§ **SOURCE PASSAGE**
┌──

The HAL Tejas is a lightweight multirole jet fighter developed by India. It is a tailless,compound delta wing design powered by a single engine. It came from the Light Combat Aircraft (LCA) programme, which was begun in the 1980s to replace India's aging MiG21 fighters. Later the LCA was officially named "Tejas" by then PM ,AB bajpayee.
The Indian Light Combat Aircraft (LCA -- sometimes called Last Chance Aircraft) is the world's smallest, light weight, multi-role combat aircraft. The LCA is designed to meet the requirements of Indian Air Force as its frontline multi-mission single-seat tactical aircraft to replace the MiG-21 series of aircraft. The delta wing configuration, with no tailplanes or foreplanes, features a single vertical fin. The LCA is constructed of aluminium-lithium alloys, carbon-fibre composites, and titanium. LCA integrates modern design concepts and the state-of-art technologies such as relaxed static stability, flyby-wire Flight Control System, Advanced Digital Cockpit, Multi-Mode Radar, Integrated Digital Avionics System, Advanced Composite Material Structures and a Flat Rated Engine.
The LCA program was launched in 1985. The development effort for the LCA is spearheaded by the Aeronautical Development Agency (ADA) under the Department of Defence Research & Development. ADA’s responsibilities include project design, project monitoring and promoting the development of advanced aeronautic technologies of relevance to the LCA.
The LCA design has been configured to match the demands of modern combat scenario such as speed, acceleration, maneuverability and agility. Short takeoff and landing, excellent flight performance, safety, reliability and maintainability, are salient features of LCA design. The LCA integrates modern design concepts like static instability, digital fly-by-wire flight control system, integrated avionics, glass cockpit, primary composite structure, multi-mode radar, microprocessor based utility and brake management systems. The avionics system enhances the role of Light Combat Aircraft as an effective weapon platform. The glass cockpit and hands on throttle and stick (HOTAS) controls reduce pilot workload. Accurate navigation and weapon aiming information on the head up display helps the pilot achieve his mission effectively. The multifunction displays provide information on engine, hydraulics, electrical, flight control and environmental control system on a need-to-know basis along with basic flight and tactical information. Dual redundant display processors (DP) generate computer-generated imagery on these displays. The pilot interacts with the complex avionics systems through a simple multifunction keyboard, and function and sensor selection panels. A state-of-the-art multi-mode radar (MMR), laser designator pod (LDP), forward looking infra-red (FLIR) and other opto-electronic sensors provide accurate target information to enhance kill probabilities. A ring laser gyro (RLG)-based inertial navigation system (INS), provides accurate navigation guidance to the pilot. An advanced electronic warfare (EW) suite enhances the aircraft survivability during deep penetration and combat. Secure and jam-resistant communication systems, such as IFF, VHF/UHF and air-to-air/air-to-ground data link are provided as a part of the avionics suite. All these systems are integrated on three 1553B buses by a centralised 32-bit mission computer (MC) with high throughput which performs weapon computations and flight management, and reconfiguration/redundancy management. Reversionary mission functions are provided by a control and coding unit (CCU). Most of these subsystems have been developed indigenously.

└──

§ **DATA ENTRIES**

┌──

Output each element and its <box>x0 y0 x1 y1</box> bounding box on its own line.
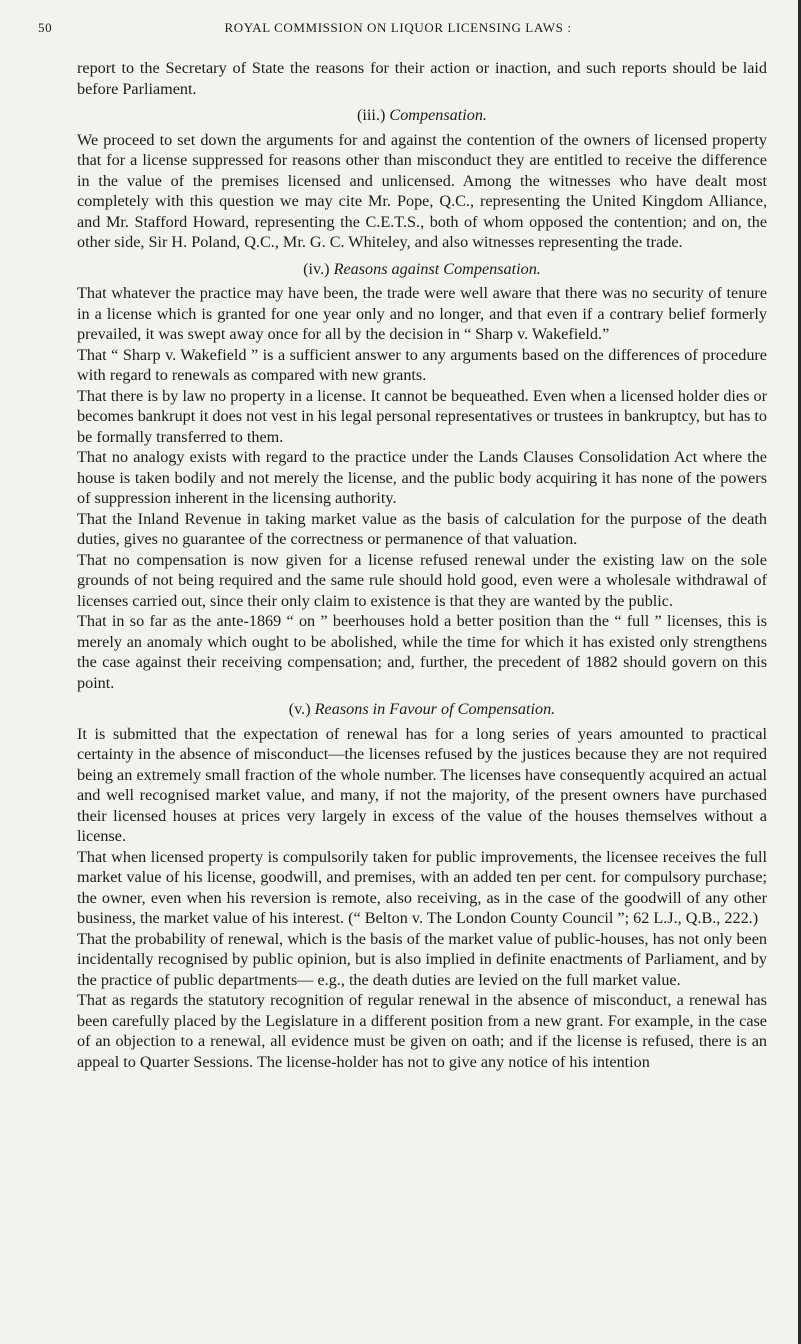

└──
┌──

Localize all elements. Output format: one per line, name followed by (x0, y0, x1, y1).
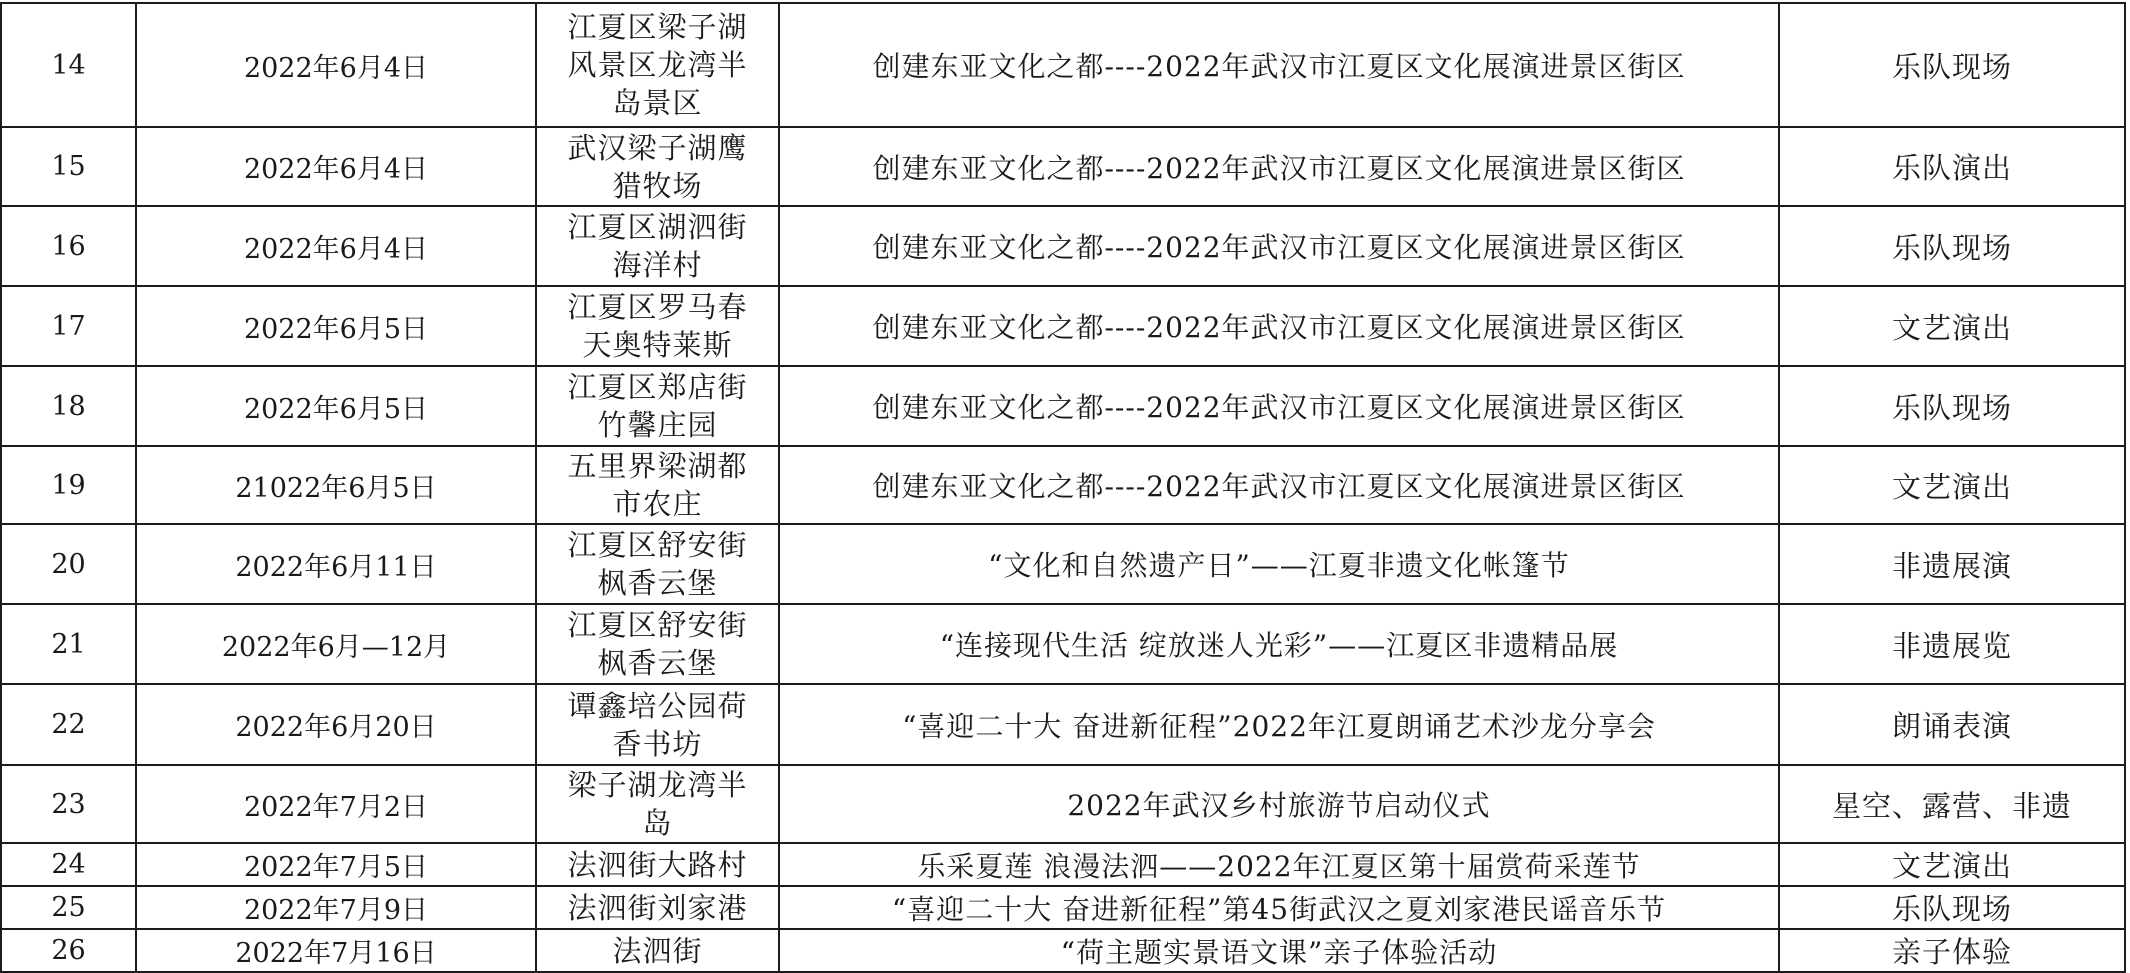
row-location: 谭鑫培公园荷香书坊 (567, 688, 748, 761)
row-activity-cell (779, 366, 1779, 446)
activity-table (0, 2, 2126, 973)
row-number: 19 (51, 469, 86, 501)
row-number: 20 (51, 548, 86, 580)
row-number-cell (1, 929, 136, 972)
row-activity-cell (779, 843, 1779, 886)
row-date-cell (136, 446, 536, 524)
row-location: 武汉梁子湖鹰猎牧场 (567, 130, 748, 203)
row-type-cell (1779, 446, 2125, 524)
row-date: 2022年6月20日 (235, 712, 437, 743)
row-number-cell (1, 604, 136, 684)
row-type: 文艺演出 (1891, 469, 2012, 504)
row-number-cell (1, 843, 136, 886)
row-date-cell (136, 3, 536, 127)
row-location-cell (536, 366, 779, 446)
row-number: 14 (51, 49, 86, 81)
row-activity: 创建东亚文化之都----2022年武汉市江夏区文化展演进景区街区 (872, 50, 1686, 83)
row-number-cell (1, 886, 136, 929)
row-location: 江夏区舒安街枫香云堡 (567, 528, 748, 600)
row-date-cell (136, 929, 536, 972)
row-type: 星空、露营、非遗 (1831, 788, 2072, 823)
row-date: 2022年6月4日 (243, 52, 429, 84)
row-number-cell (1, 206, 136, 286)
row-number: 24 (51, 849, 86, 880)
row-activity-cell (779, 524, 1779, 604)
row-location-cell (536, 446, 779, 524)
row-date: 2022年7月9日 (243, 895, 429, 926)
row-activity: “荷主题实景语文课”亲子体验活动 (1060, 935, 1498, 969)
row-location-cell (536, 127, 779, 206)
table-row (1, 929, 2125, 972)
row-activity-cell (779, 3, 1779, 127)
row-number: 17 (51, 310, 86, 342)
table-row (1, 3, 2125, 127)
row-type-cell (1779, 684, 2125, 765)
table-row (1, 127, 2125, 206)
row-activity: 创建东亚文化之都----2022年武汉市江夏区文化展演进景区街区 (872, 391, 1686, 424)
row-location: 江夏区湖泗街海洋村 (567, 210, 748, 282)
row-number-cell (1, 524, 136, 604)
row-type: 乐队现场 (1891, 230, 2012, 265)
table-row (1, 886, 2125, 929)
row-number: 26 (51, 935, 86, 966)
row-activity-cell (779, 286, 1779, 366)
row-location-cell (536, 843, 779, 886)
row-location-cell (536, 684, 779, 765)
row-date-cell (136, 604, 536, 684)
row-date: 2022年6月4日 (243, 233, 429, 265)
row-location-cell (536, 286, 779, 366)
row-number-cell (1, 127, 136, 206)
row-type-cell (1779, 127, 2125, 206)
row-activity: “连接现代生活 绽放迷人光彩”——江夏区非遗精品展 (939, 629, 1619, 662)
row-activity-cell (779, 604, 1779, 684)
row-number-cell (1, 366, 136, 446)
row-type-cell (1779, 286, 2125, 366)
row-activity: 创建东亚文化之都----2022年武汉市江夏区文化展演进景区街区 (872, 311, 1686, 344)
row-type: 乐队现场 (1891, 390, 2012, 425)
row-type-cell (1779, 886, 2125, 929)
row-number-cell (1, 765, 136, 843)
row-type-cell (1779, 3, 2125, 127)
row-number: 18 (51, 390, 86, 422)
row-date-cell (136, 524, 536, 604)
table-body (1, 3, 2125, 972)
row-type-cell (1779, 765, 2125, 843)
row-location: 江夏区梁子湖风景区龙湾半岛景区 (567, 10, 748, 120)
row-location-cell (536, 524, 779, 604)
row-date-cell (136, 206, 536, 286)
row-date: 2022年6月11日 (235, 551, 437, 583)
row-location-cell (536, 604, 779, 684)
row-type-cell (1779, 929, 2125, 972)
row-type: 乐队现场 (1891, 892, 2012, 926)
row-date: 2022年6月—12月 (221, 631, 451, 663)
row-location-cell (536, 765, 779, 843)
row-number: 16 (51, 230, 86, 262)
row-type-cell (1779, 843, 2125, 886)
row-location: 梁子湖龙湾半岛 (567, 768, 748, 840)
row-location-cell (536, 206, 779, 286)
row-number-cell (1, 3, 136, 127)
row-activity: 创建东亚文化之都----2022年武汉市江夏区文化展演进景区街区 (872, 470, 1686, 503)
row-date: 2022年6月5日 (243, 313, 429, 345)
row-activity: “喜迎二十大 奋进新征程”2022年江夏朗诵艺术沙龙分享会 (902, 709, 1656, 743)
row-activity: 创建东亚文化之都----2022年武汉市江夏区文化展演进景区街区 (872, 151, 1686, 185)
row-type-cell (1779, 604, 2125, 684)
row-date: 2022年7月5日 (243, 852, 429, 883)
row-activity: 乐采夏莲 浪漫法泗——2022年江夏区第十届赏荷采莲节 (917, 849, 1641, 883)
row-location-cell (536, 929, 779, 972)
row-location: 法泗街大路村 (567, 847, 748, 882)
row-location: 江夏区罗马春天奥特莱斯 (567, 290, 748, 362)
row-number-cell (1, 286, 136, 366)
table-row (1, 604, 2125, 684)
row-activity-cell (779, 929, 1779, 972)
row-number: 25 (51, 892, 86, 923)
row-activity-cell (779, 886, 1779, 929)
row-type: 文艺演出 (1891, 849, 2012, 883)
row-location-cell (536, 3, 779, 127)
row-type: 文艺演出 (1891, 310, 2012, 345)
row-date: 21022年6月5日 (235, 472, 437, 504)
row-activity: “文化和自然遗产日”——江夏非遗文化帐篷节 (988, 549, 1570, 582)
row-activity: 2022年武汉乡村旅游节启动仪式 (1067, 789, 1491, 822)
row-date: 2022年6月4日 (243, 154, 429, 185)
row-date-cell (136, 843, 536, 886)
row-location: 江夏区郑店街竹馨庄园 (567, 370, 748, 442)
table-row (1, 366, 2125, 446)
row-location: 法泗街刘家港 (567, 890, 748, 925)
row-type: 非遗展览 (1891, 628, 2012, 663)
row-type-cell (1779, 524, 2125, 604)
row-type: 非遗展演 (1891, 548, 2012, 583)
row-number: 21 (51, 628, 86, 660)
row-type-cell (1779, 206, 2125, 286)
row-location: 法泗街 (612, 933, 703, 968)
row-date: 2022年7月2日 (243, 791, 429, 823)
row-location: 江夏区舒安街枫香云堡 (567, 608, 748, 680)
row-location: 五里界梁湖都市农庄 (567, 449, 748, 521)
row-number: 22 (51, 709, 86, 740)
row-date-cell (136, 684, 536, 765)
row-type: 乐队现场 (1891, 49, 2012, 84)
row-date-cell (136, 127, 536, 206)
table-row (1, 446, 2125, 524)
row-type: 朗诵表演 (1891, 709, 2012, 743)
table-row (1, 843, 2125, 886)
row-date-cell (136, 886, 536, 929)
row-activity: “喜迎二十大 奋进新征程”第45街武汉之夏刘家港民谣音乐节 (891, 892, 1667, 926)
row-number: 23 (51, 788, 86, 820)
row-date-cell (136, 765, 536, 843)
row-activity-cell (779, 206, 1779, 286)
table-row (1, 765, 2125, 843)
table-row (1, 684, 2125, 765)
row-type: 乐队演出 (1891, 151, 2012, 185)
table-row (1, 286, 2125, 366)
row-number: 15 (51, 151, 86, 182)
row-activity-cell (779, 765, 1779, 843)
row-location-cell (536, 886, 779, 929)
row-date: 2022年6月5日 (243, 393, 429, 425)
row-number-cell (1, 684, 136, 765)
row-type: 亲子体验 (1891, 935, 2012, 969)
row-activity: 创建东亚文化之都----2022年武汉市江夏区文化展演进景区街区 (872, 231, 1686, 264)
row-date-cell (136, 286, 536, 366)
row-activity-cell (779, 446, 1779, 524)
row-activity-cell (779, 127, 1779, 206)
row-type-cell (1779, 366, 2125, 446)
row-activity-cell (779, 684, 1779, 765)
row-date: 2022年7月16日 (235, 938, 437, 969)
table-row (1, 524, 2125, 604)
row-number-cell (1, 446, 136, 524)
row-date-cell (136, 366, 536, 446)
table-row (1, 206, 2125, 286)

└──
┌──

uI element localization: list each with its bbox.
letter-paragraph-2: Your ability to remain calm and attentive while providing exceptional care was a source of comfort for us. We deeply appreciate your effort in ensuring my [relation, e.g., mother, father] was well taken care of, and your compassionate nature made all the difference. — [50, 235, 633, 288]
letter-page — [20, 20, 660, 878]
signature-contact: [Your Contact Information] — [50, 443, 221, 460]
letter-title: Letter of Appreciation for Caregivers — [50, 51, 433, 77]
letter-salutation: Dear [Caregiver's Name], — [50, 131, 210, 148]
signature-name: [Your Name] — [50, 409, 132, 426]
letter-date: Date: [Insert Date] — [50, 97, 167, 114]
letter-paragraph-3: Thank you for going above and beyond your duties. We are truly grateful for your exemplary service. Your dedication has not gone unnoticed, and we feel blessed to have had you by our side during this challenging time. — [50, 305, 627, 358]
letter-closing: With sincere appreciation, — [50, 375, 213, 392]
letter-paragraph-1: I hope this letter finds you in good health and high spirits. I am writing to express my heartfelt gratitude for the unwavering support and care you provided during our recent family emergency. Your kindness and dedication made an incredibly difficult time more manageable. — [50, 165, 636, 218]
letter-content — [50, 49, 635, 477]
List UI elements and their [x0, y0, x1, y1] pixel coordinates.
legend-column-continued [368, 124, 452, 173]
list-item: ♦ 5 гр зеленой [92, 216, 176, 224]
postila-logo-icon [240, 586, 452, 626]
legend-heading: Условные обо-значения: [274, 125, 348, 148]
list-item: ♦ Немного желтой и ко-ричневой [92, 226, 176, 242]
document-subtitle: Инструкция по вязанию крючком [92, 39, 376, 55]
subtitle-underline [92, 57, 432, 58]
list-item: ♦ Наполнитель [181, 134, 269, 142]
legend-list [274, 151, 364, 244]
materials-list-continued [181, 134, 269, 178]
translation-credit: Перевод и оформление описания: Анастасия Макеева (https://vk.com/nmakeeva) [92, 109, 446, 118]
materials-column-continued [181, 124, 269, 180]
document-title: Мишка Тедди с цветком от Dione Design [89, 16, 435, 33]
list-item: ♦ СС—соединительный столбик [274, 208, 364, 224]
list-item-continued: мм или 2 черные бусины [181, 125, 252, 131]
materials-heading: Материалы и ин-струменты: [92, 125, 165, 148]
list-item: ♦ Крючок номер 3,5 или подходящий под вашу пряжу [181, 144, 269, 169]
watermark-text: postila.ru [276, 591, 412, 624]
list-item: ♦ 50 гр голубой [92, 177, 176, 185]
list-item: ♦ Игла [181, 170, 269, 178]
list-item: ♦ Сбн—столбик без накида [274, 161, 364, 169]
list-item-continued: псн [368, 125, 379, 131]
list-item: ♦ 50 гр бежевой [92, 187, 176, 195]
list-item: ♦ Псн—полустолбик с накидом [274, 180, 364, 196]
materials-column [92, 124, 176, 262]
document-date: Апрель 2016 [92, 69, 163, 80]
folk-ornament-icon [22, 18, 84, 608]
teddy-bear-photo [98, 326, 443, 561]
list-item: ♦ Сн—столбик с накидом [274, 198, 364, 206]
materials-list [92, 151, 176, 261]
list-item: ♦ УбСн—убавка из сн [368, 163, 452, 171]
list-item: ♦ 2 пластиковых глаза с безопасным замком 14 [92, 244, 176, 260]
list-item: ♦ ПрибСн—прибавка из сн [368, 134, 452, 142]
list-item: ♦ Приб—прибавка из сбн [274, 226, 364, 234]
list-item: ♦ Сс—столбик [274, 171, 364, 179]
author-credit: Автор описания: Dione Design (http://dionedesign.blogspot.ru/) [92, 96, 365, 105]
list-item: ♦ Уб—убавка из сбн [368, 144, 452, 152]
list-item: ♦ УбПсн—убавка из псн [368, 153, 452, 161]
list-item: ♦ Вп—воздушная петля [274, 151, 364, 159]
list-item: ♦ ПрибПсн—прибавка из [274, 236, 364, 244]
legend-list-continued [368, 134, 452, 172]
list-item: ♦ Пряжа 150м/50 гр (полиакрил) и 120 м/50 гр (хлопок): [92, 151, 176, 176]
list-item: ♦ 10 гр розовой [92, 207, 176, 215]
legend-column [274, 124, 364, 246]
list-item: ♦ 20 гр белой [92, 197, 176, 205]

└──

§ **WHAT THIS EXERCISE ASKS**
1/ Using the passage on the Tejas fighter, decide whether each statement agrees with it. Answer yes or no for each, and quote the words that decide it.
(a) The LCA program was launched in 1985.
(b) The LCA design has two vertical fins.
(c) The mission computer integrates the aircraft's systems on four 1553B buses.
2/ According to the passage on the Tejas fighter, which organization leads the development effort for the LCA?

§ **OUTPUTS FOR THE TASKS**
1/
(a) Yes: "The LCA program was launched in 1985."
(b) No: "features a single vertical fin."
(c) No: "All these systems are integrated on three 1553B buses by a centralised 32-bit mission computer (MC)"

2/ The Aeronautical Development Agency (ADA), under the Department of Defence Research & Development.